───── DATASET RECORDS ─────

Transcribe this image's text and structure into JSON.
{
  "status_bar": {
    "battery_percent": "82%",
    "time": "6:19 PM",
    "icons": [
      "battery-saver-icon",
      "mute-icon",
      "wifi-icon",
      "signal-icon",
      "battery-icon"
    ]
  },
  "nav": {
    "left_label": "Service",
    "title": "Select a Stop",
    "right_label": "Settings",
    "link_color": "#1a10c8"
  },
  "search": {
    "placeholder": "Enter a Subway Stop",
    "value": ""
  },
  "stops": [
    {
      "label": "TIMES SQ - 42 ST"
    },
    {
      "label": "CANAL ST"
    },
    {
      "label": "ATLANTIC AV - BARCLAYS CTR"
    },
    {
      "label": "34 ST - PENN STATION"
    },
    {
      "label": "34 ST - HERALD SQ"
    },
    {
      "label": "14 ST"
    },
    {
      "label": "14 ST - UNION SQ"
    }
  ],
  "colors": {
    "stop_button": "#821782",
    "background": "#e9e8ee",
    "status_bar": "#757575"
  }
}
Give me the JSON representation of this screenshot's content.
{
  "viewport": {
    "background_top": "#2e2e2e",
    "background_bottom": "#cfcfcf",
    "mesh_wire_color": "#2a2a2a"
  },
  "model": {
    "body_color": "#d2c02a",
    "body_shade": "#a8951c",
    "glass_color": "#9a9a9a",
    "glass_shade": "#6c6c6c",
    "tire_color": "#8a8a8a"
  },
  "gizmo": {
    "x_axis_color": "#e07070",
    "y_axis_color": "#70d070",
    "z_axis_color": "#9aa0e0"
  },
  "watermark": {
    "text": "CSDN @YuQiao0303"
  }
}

─────

Output the full listing exactly as it stands.

Transcribe this image's text and structure into JSON.
{
  "status_bar": {
    "battery_percent": "82%",
    "time": "6:19 PM",
    "icons": [
      "battery-saver-icon",
      "mute-icon",
      "wifi-icon",
      "signal-icon",
      "battery-icon"
    ]
  },
  "nav": {
    "left_label": "Service",
    "title": "Select a Stop",
    "right_label": "Settings",
    "link_color": "#1a10c8"
  },
  "search": {
    "placeholder": "Enter a Subway Stop",
    "value": ""
  },
  "stops": [
    {
      "label": "TIMES SQ - 42 ST"
    },
    {
      "label": "CANAL ST"
    },
    {
      "label": "ATLANTIC AV - BARCLAYS CTR"
    },
    {
      "label": "34 ST - PENN STATION"
    },
    {
      "label": "34 ST - HERALD SQ"
    },
    {
      "label": "14 ST"
    },
    {
      "label": "14 ST - UNION SQ"
    }
  ],
  "colors": {
    "stop_button": "#821782",
    "background": "#e9e8ee",
    "status_bar": "#757575"
  }
}
Give me the JSON representation of this screenshot's content.
{
  "viewport": {
    "background_top": "#2e2e2e",
    "background_bottom": "#cfcfcf",
    "mesh_wire_color": "#2a2a2a"
  },
  "model": {
    "body_color": "#d2c02a",
    "body_shade": "#a8951c",
    "glass_color": "#9a9a9a",
    "glass_shade": "#6c6c6c",
    "tire_color": "#8a8a8a"
  },
  "gizmo": {
    "x_axis_color": "#e07070",
    "y_axis_color": "#70d070",
    "z_axis_color": "#9aa0e0"
  },
  "watermark": {
    "text": "CSDN @YuQiao0303"
  }
}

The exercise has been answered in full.